WHAT TO WORK ON -> Note each line that includes the word "inflation". Copy those lines.

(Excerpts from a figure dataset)
◆ ◆ ◆ ◆ ◆
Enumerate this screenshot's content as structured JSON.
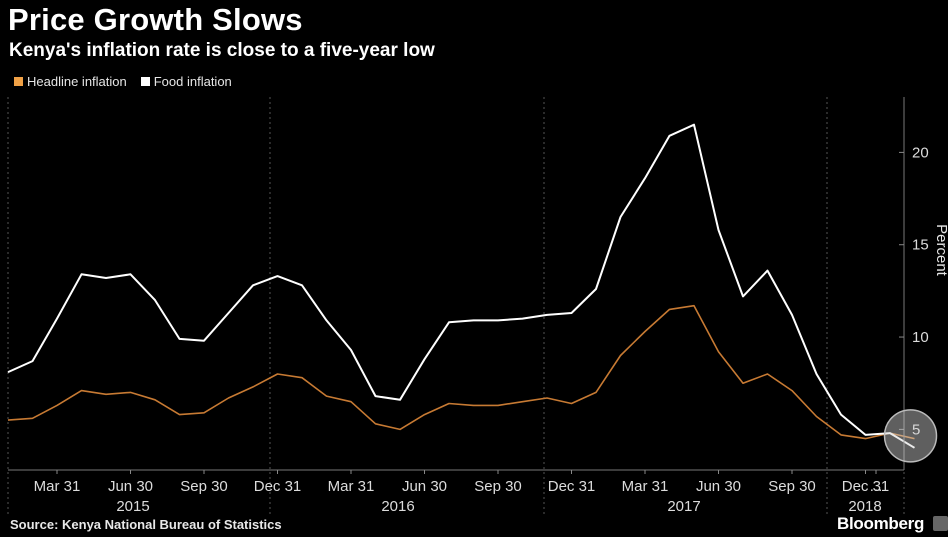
{
  "title": "Price Growth Slows",
  "subtitle": "Kenya's inflation rate is close to a five-year low",
  "source": "Source: Kenya National Bureau of Statistics",
  "brand": "Bloomberg",
  "chart_data": {
    "type": "line",
    "ylabel": "Percent",
    "ylim": [
      2.8,
      23
    ],
    "yticks": [
      5,
      10,
      15,
      20
    ],
    "grid": "vertical dotted separators",
    "legend_position": "top-left",
    "x_tick_labels": [
      "Mar 31",
      "Jun 30",
      "Sep 30",
      "Dec 31",
      "Mar 31",
      "Jun 30",
      "Sep 30",
      "Dec 31",
      "Mar 31",
      "Jun 30",
      "Sep 30",
      "Dec 31",
      "..."
    ],
    "year_labels": [
      "2015",
      "2016",
      "2017",
      "2018"
    ],
    "x": [
      "2015-01",
      "2015-02",
      "2015-03",
      "2015-04",
      "2015-05",
      "2015-06",
      "2015-07",
      "2015-08",
      "2015-09",
      "2015-10",
      "2015-11",
      "2015-12",
      "2016-01",
      "2016-02",
      "2016-03",
      "2016-04",
      "2016-05",
      "2016-06",
      "2016-07",
      "2016-08",
      "2016-09",
      "2016-10",
      "2016-11",
      "2016-12",
      "2017-01",
      "2017-02",
      "2017-03",
      "2017-04",
      "2017-05",
      "2017-06",
      "2017-07",
      "2017-08",
      "2017-09",
      "2017-10",
      "2017-11",
      "2017-12",
      "2018-01",
      "2018-02"
    ],
    "series": [
      {
        "name": "Headline inflation",
        "color": "#f0a146",
        "line_color": "#c77a33",
        "values": [
          5.5,
          5.6,
          6.3,
          7.1,
          6.9,
          7.0,
          6.6,
          5.8,
          5.9,
          6.7,
          7.3,
          8.0,
          7.8,
          6.8,
          6.5,
          5.3,
          5.0,
          5.8,
          6.4,
          6.3,
          6.3,
          6.5,
          6.7,
          6.4,
          7.0,
          9.0,
          10.3,
          11.5,
          11.7,
          9.2,
          7.5,
          8.0,
          7.1,
          5.7,
          4.7,
          4.5,
          4.8,
          4.5
        ]
      },
      {
        "name": "Food inflation",
        "color": "#ffffff",
        "line_color": "#ffffff",
        "values": [
          8.1,
          8.7,
          11.0,
          13.4,
          13.2,
          13.4,
          12.0,
          9.9,
          9.8,
          11.3,
          12.8,
          13.3,
          12.8,
          10.9,
          9.3,
          6.8,
          6.6,
          8.8,
          10.8,
          10.9,
          10.9,
          11.0,
          11.2,
          11.3,
          12.6,
          16.5,
          18.6,
          20.9,
          21.5,
          15.8,
          12.2,
          13.6,
          11.2,
          8.0,
          5.8,
          4.7,
          4.8,
          4.0
        ]
      }
    ]
  }
}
◆ ◆ ◆ ◆ ◆
WORKED ANSWER ->
  "subtitle": "Kenya's inflation rate is close to a five-year low",
        "name": "Headline inflation",
        "name": "Food inflation",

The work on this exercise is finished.